== WHAT TO PRODUCE ==
Omit any picture, and return the remaining data exactly as written.

== MATERIAL SUPPLIED ==
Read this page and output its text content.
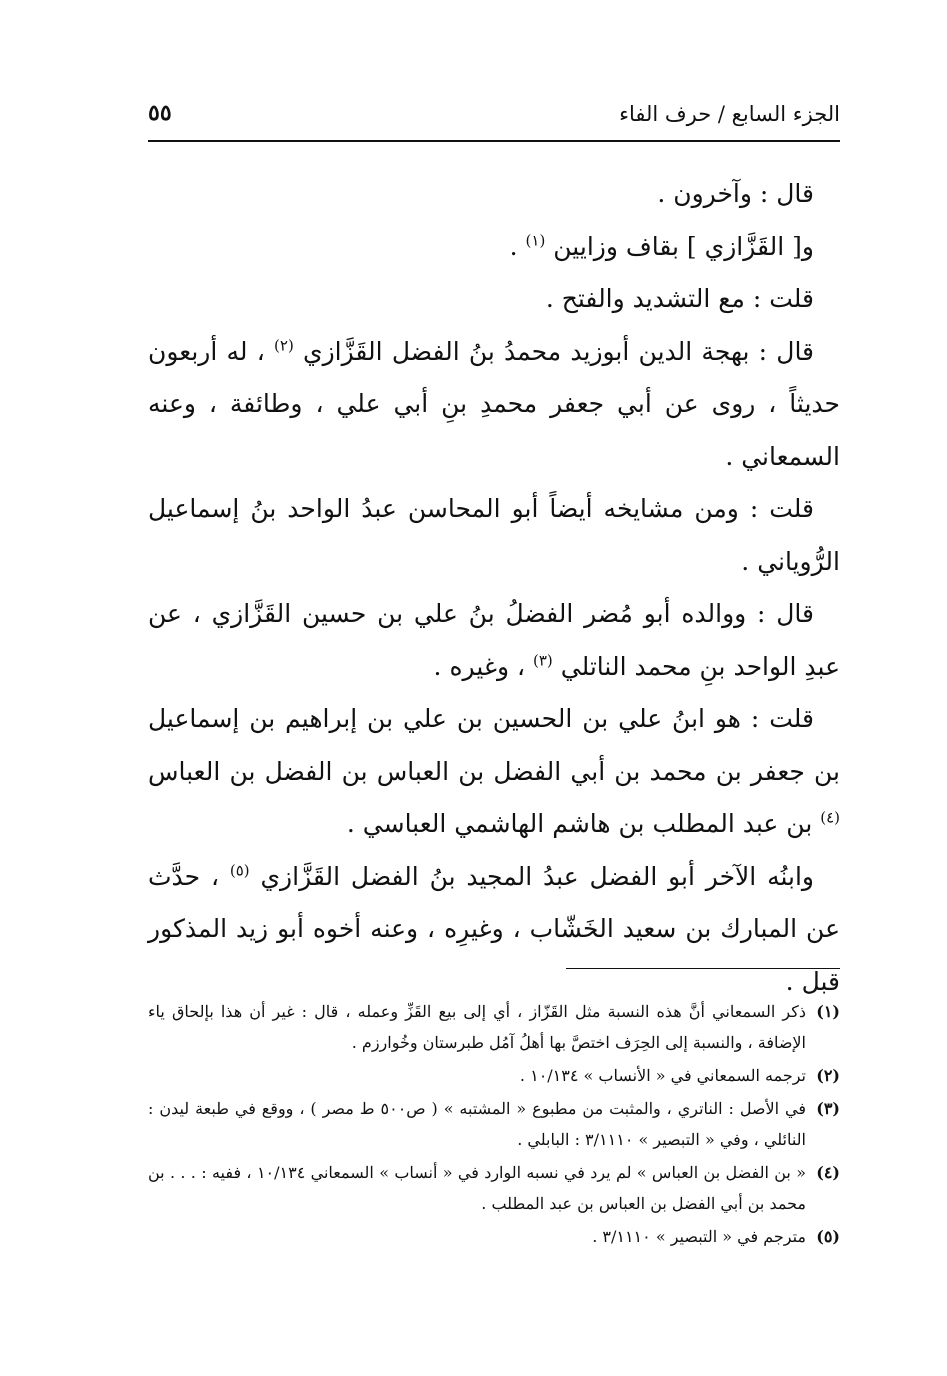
الجزء السابع / حرف الفاء
٥٥

قال : وآخرون .

و[ القَزَّازي ] بقاف وزايين $^{(١)}$ .

قلت : مع التشديد والفتح .

قال : بهجة الدين أبوزيد محمدُ بنُ الفضل القَزَّازي $^{(٢)}$ ، له أربعون حديثاً ، روى عن أبي جعفر محمدِ بنِ أبي علي ، وطائفة ، وعنه السمعاني .

قلت : ومن مشايخه أيضاً أبو المحاسن عبدُ الواحد بنُ إسماعيل الرُّوياني .

قال : ووالده أبو مُضر الفضلُ بنُ علي بن حسين القَزَّازي ، عن عبدِ الواحد بنِ محمد الناتلي $^{(٣)}$ ، وغيره .

قلت : هو ابنُ علي بن الحسين بن علي بن إبراهيم بن إسماعيل بن جعفر بن محمد بن أبي الفضل بن العباس بن الفضل بن العباس $^{(٤)}$ بن عبد المطلب بن هاشم الهاشمي العباسي .

وابنُه الآخر أبو الفضل عبدُ المجيد بنُ الفضل القَزَّازي $^{(٥)}$ ، حدَّث عن المبارك بن سعيد الخَشّاب ، وغيرِه ، وعنه أخوه أبو زيد المذكور قبل .

(١)ذكر السمعاني أنَّ هذه النسبة مثل القَزّاز ، أي إلى بيع القَزِّ وعمله ، قال : غير أن هذا بإلحاق ياء الإضافة ، والنسبة إلى الحِرَف اختصَّ بها أهلُ آمُل طبرستان وخُوارزم .

(٢)ترجمه السمعاني في « الأنساب » ١٠/١٣٤ .

(٣)في الأصل : الناتري ، والمثبت من مطبوع « المشتبه » ( ص٥٠٠ ط مصر ) ، ووقع في طبعة ليدن : النائلي ، وفي « التبصير » ٣/١١١٠ : البابلي .

(٤)« بن الفضل بن العباس » لم يرد في نسبه الوارد في « أنساب » السمعاني ١٠/١٣٤ ، ففيه : . . . بن محمد بن أبي الفضل بن العباس بن عبد المطلب .

(٥)مترجم في « التبصير » ٣/١١١٠ .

== ANSWER FOR THE TASK ==
Read this page and output its text content.
الجزء السابع / حرف الفاء
٥٥

قال : وآخرون .

و[ القَزَّازي ] بقاف وزايين $^{(١)}$ .

قلت : مع التشديد والفتح .

قال : بهجة الدين أبوزيد محمدُ بنُ الفضل القَزَّازي $^{(٢)}$ ، له أربعون حديثاً ، روى عن أبي جعفر محمدِ بنِ أبي علي ، وطائفة ، وعنه السمعاني .

قلت : ومن مشايخه أيضاً أبو المحاسن عبدُ الواحد بنُ إسماعيل الرُّوياني .

قال : ووالده أبو مُضر الفضلُ بنُ علي بن حسين القَزَّازي ، عن عبدِ الواحد بنِ محمد الناتلي $^{(٣)}$ ، وغيره .

قلت : هو ابنُ علي بن الحسين بن علي بن إبراهيم بن إسماعيل بن جعفر بن محمد بن أبي الفضل بن العباس بن الفضل بن العباس $^{(٤)}$ بن عبد المطلب بن هاشم الهاشمي العباسي .

وابنُه الآخر أبو الفضل عبدُ المجيد بنُ الفضل القَزَّازي $^{(٥)}$ ، حدَّث عن المبارك بن سعيد الخَشّاب ، وغيرِه ، وعنه أخوه أبو زيد المذكور قبل .

(١)ذكر السمعاني أنَّ هذه النسبة مثل القَزّاز ، أي إلى بيع القَزِّ وعمله ، قال : غير أن هذا بإلحاق ياء الإضافة ، والنسبة إلى الحِرَف اختصَّ بها أهلُ آمُل طبرستان وخُوارزم .

(٢)ترجمه السمعاني في « الأنساب » ١٠/١٣٤ .

(٣)في الأصل : الناتري ، والمثبت من مطبوع « المشتبه » ( ص٥٠٠ ط مصر ) ، ووقع في طبعة ليدن : النائلي ، وفي « التبصير » ٣/١١١٠ : البابلي .

(٤)« بن الفضل بن العباس » لم يرد في نسبه الوارد في « أنساب » السمعاني ١٠/١٣٤ ، ففيه : . . . بن محمد بن أبي الفضل بن العباس بن عبد المطلب .

(٥)مترجم في « التبصير » ٣/١١١٠ .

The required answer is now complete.